> [GIVEN PROBLEM] Quote every line of the material beneath this one.

>> begin

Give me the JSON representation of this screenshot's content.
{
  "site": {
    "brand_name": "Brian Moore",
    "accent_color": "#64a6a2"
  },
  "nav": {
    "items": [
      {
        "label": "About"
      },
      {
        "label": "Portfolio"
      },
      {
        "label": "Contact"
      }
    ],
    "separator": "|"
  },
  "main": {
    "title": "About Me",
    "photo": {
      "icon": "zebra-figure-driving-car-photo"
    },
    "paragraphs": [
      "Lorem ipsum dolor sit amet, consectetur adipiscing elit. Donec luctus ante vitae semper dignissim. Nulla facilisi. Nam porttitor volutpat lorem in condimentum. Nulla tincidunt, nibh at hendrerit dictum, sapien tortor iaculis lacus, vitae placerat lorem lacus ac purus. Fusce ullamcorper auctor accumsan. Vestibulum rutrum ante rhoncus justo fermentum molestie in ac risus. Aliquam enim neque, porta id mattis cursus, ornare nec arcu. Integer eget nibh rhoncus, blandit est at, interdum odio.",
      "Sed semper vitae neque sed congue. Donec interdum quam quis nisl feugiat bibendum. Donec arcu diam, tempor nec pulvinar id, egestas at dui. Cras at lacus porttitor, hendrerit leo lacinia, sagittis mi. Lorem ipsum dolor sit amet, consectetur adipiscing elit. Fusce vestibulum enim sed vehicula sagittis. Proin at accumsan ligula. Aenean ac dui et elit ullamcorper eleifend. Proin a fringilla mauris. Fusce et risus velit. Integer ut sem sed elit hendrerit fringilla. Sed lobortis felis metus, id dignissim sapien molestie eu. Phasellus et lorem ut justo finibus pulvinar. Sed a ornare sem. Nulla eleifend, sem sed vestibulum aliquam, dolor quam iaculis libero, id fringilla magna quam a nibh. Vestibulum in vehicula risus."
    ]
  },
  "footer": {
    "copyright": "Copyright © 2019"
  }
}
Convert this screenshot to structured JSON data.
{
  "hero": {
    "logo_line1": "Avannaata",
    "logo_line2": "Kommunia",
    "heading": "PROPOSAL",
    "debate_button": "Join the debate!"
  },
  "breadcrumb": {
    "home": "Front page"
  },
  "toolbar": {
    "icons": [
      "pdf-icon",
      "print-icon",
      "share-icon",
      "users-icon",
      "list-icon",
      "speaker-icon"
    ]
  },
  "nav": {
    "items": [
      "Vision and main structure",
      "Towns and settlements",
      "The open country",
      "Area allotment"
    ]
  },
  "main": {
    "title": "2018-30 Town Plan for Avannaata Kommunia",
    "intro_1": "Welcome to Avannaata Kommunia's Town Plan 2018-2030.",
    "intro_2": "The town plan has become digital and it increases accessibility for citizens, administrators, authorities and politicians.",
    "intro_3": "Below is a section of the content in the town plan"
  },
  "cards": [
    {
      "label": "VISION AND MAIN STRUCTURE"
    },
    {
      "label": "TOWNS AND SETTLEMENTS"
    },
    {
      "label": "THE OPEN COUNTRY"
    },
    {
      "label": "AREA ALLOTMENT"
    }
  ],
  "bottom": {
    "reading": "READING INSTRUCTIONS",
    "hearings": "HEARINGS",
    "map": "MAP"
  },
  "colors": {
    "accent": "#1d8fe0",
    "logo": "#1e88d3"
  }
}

>> end

> [IN RESPONSE]
Give me the JSON representation of this screenshot's content.
{
  "site": {
    "brand_name": "Brian Moore",
    "accent_color": "#64a6a2"
  },
  "nav": {
    "items": [
      {
        "label": "About"
      },
      {
        "label": "Portfolio"
      },
      {
        "label": "Contact"
      }
    ],
    "separator": "|"
  },
  "main": {
    "title": "About Me",
    "photo": {
      "icon": "zebra-figure-driving-car-photo"
    },
    "paragraphs": [
      "Lorem ipsum dolor sit amet, consectetur adipiscing elit. Donec luctus ante vitae semper dignissim. Nulla facilisi. Nam porttitor volutpat lorem in condimentum. Nulla tincidunt, nibh at hendrerit dictum, sapien tortor iaculis lacus, vitae placerat lorem lacus ac purus. Fusce ullamcorper auctor accumsan. Vestibulum rutrum ante rhoncus justo fermentum molestie in ac risus. Aliquam enim neque, porta id mattis cursus, ornare nec arcu. Integer eget nibh rhoncus, blandit est at, interdum odio.",
      "Sed semper vitae neque sed congue. Donec interdum quam quis nisl feugiat bibendum. Donec arcu diam, tempor nec pulvinar id, egestas at dui. Cras at lacus porttitor, hendrerit leo lacinia, sagittis mi. Lorem ipsum dolor sit amet, consectetur adipiscing elit. Fusce vestibulum enim sed vehicula sagittis. Proin at accumsan ligula. Aenean ac dui et elit ullamcorper eleifend. Proin a fringilla mauris. Fusce et risus velit. Integer ut sem sed elit hendrerit fringilla. Sed lobortis felis metus, id dignissim sapien molestie eu. Phasellus et lorem ut justo finibus pulvinar. Sed a ornare sem. Nulla eleifend, sem sed vestibulum aliquam, dolor quam iaculis libero, id fringilla magna quam a nibh. Vestibulum in vehicula risus."
    ]
  },
  "footer": {
    "copyright": "Copyright © 2019"
  }
}
Convert this screenshot to structured JSON data.
{
  "hero": {
    "logo_line1": "Avannaata",
    "logo_line2": "Kommunia",
    "heading": "PROPOSAL",
    "debate_button": "Join the debate!"
  },
  "breadcrumb": {
    "home": "Front page"
  },
  "toolbar": {
    "icons": [
      "pdf-icon",
      "print-icon",
      "share-icon",
      "users-icon",
      "list-icon",
      "speaker-icon"
    ]
  },
  "nav": {
    "items": [
      "Vision and main structure",
      "Towns and settlements",
      "The open country",
      "Area allotment"
    ]
  },
  "main": {
    "title": "2018-30 Town Plan for Avannaata Kommunia",
    "intro_1": "Welcome to Avannaata Kommunia's Town Plan 2018-2030.",
    "intro_2": "The town plan has become digital and it increases accessibility for citizens, administrators, authorities and politicians.",
    "intro_3": "Below is a section of the content in the town plan"
  },
  "cards": [
    {
      "label": "VISION AND MAIN STRUCTURE"
    },
    {
      "label": "TOWNS AND SETTLEMENTS"
    },
    {
      "label": "THE OPEN COUNTRY"
    },
    {
      "label": "AREA ALLOTMENT"
    }
  ],
  "bottom": {
    "reading": "READING INSTRUCTIONS",
    "hearings": "HEARINGS",
    "map": "MAP"
  },
  "colors": {
    "accent": "#1d8fe0",
    "logo": "#1e88d3"
  }
}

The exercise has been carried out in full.